··· The input ···

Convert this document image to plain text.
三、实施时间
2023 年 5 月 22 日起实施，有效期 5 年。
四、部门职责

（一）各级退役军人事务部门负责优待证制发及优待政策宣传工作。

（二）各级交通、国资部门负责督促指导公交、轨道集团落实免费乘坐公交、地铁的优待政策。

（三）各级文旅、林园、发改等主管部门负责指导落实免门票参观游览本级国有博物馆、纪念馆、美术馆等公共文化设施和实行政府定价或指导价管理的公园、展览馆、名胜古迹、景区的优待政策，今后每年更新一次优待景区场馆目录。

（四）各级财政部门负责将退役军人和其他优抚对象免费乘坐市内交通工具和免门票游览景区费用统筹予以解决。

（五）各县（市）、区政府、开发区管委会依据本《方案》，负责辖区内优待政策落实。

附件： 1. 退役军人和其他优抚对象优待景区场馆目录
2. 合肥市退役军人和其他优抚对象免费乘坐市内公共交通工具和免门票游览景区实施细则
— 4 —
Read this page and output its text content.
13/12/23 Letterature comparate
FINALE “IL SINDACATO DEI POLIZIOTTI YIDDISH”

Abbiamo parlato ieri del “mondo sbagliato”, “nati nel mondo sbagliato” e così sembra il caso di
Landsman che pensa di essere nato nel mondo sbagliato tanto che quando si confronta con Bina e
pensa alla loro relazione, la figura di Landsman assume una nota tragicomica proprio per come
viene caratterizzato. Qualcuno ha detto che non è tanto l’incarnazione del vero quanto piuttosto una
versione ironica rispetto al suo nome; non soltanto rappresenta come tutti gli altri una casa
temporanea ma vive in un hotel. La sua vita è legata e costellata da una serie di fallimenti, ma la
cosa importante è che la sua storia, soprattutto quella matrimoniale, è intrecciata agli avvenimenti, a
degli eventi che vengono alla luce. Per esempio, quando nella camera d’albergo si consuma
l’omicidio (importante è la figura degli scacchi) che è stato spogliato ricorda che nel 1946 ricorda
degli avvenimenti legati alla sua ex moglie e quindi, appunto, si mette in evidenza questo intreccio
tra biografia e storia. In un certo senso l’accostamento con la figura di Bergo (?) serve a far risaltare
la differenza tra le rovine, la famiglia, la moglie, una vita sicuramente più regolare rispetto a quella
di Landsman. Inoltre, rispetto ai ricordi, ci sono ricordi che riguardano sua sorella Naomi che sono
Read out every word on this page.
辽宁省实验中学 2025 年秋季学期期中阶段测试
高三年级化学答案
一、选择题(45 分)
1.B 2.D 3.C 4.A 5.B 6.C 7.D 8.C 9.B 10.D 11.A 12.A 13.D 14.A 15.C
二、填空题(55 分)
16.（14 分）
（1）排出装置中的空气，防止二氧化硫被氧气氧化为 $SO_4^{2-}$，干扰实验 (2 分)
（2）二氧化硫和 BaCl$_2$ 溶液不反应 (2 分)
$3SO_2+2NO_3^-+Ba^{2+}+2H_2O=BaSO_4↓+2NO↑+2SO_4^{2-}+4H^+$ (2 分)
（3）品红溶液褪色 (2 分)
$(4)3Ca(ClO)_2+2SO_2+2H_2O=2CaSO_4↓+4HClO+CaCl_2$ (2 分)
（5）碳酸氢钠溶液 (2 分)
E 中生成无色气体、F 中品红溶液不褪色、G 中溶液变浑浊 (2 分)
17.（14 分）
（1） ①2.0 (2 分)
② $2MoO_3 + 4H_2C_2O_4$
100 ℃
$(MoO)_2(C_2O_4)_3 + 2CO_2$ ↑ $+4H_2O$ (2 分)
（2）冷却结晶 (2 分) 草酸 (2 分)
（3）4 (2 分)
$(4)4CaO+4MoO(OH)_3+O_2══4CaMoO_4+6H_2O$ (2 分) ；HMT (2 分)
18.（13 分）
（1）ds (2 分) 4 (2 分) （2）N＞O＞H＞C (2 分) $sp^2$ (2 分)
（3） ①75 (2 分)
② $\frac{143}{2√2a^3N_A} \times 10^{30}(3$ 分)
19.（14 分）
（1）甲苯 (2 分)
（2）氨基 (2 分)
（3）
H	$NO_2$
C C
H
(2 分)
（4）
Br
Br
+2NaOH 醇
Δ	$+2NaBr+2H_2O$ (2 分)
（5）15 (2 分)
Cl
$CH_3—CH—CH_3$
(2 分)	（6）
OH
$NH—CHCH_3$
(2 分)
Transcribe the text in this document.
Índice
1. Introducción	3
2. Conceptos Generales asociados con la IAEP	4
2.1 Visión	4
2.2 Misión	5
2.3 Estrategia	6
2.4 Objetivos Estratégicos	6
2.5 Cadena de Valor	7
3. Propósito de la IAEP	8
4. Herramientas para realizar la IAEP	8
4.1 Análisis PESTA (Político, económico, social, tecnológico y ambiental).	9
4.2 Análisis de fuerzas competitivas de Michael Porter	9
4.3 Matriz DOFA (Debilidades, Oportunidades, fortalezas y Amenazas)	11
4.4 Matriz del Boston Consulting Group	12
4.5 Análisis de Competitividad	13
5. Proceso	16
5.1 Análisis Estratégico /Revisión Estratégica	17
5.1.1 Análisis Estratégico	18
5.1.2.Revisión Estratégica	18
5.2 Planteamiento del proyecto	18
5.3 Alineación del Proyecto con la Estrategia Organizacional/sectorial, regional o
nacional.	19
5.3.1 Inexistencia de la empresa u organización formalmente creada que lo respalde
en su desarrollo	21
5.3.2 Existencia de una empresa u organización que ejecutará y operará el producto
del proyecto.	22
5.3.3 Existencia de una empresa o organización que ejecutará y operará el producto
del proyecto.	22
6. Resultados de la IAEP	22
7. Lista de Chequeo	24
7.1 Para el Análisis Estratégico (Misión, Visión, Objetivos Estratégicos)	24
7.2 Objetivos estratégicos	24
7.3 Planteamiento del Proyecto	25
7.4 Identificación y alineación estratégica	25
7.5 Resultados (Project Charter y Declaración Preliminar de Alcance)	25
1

···

Copy out each line exactly.

- [Exercise solution]:
Convert this document image to plain text.
三、实施时间
2023 年 5 月 22 日起实施，有效期 5 年。
四、部门职责

（一）各级退役军人事务部门负责优待证制发及优待政策宣传工作。

（二）各级交通、国资部门负责督促指导公交、轨道集团落实免费乘坐公交、地铁的优待政策。

（三）各级文旅、林园、发改等主管部门负责指导落实免门票参观游览本级国有博物馆、纪念馆、美术馆等公共文化设施和实行政府定价或指导价管理的公园、展览馆、名胜古迹、景区的优待政策，今后每年更新一次优待景区场馆目录。

（四）各级财政部门负责将退役军人和其他优抚对象免费乘坐市内交通工具和免门票游览景区费用统筹予以解决。

（五）各县（市）、区政府、开发区管委会依据本《方案》，负责辖区内优待政策落实。

附件： 1. 退役军人和其他优抚对象优待景区场馆目录
2. 合肥市退役军人和其他优抚对象免费乘坐市内公共交通工具和免门票游览景区实施细则
— 4 —
Read this page and output its text content.
13/12/23 Letterature comparate
FINALE “IL SINDACATO DEI POLIZIOTTI YIDDISH”

Abbiamo parlato ieri del “mondo sbagliato”, “nati nel mondo sbagliato” e così sembra il caso di
Landsman che pensa di essere nato nel mondo sbagliato tanto che quando si confronta con Bina e
pensa alla loro relazione, la figura di Landsman assume una nota tragicomica proprio per come
viene caratterizzato. Qualcuno ha detto che non è tanto l’incarnazione del vero quanto piuttosto una
versione ironica rispetto al suo nome; non soltanto rappresenta come tutti gli altri una casa
temporanea ma vive in un hotel. La sua vita è legata e costellata da una serie di fallimenti, ma la
cosa importante è che la sua storia, soprattutto quella matrimoniale, è intrecciata agli avvenimenti, a
degli eventi che vengono alla luce. Per esempio, quando nella camera d’albergo si consuma
l’omicidio (importante è la figura degli scacchi) che è stato spogliato ricorda che nel 1946 ricorda
degli avvenimenti legati alla sua ex moglie e quindi, appunto, si mette in evidenza questo intreccio
tra biografia e storia. In un certo senso l’accostamento con la figura di Bergo (?) serve a far risaltare
la differenza tra le rovine, la famiglia, la moglie, una vita sicuramente più regolare rispetto a quella
di Landsman. Inoltre, rispetto ai ricordi, ci sono ricordi che riguardano sua sorella Naomi che sono
Read out every word on this page.
辽宁省实验中学 2025 年秋季学期期中阶段测试
高三年级化学答案
一、选择题(45 分)
1.B 2.D 3.C 4.A 5.B 6.C 7.D 8.C 9.B 10.D 11.A 12.A 13.D 14.A 15.C
二、填空题(55 分)
16.（14 分）
（1）排出装置中的空气，防止二氧化硫被氧气氧化为 $SO_4^{2-}$，干扰实验 (2 分)
（2）二氧化硫和 BaCl$_2$ 溶液不反应 (2 分)
$3SO_2+2NO_3^-+Ba^{2+}+2H_2O=BaSO_4↓+2NO↑+2SO_4^{2-}+4H^+$ (2 分)
（3）品红溶液褪色 (2 分)
$(4)3Ca(ClO)_2+2SO_2+2H_2O=2CaSO_4↓+4HClO+CaCl_2$ (2 分)
（5）碳酸氢钠溶液 (2 分)
E 中生成无色气体、F 中品红溶液不褪色、G 中溶液变浑浊 (2 分)
17.（14 分）
（1） ①2.0 (2 分)
② $2MoO_3 + 4H_2C_2O_4$
100 ℃
$(MoO)_2(C_2O_4)_3 + 2CO_2$ ↑ $+4H_2O$ (2 分)
（2）冷却结晶 (2 分) 草酸 (2 分)
（3）4 (2 分)
$(4)4CaO+4MoO(OH)_3+O_2══4CaMoO_4+6H_2O$ (2 分) ；HMT (2 分)
18.（13 分）
（1）ds (2 分) 4 (2 分) （2）N＞O＞H＞C (2 分) $sp^2$ (2 分)
（3） ①75 (2 分)
② $\frac{143}{2√2a^3N_A} \times 10^{30}(3$ 分)
19.（14 分）
（1）甲苯 (2 分)
（2）氨基 (2 分)
（3）
H	$NO_2$
C C
H
(2 分)
（4）
Br
Br
+2NaOH 醇
Δ	$+2NaBr+2H_2O$ (2 分)
（5）15 (2 分)
Cl
$CH_3—CH—CH_3$
(2 分)	（6）
OH
$NH—CHCH_3$
(2 分)
Transcribe the text in this document.
Índice
1. Introducción	3
2. Conceptos Generales asociados con la IAEP	4
2.1 Visión	4
2.2 Misión	5
2.3 Estrategia	6
2.4 Objetivos Estratégicos	6
2.5 Cadena de Valor	7
3. Propósito de la IAEP	8
4. Herramientas para realizar la IAEP	8
4.1 Análisis PESTA (Político, económico, social, tecnológico y ambiental).	9
4.2 Análisis de fuerzas competitivas de Michael Porter	9
4.3 Matriz DOFA (Debilidades, Oportunidades, fortalezas y Amenazas)	11
4.4 Matriz del Boston Consulting Group	12
4.5 Análisis de Competitividad	13
5. Proceso	16
5.1 Análisis Estratégico /Revisión Estratégica	17
5.1.1 Análisis Estratégico	18
5.1.2.Revisión Estratégica	18
5.2 Planteamiento del proyecto	18
5.3 Alineación del Proyecto con la Estrategia Organizacional/sectorial, regional o
nacional.	19
5.3.1 Inexistencia de la empresa u organización formalmente creada que lo respalde
en su desarrollo	21
5.3.2 Existencia de una empresa u organización que ejecutará y operará el producto
del proyecto.	22
5.3.3 Existencia de una empresa o organización que ejecutará y operará el producto
del proyecto.	22
6. Resultados de la IAEP	22
7. Lista de Chequeo	24
7.1 Para el Análisis Estratégico (Misión, Visión, Objetivos Estratégicos)	24
7.2 Objetivos estratégicos	24
7.3 Planteamiento del Proyecto	25
7.4 Identificación y alineación estratégica	25
7.5 Resultados (Project Charter y Declaración Preliminar de Alcance)	25
1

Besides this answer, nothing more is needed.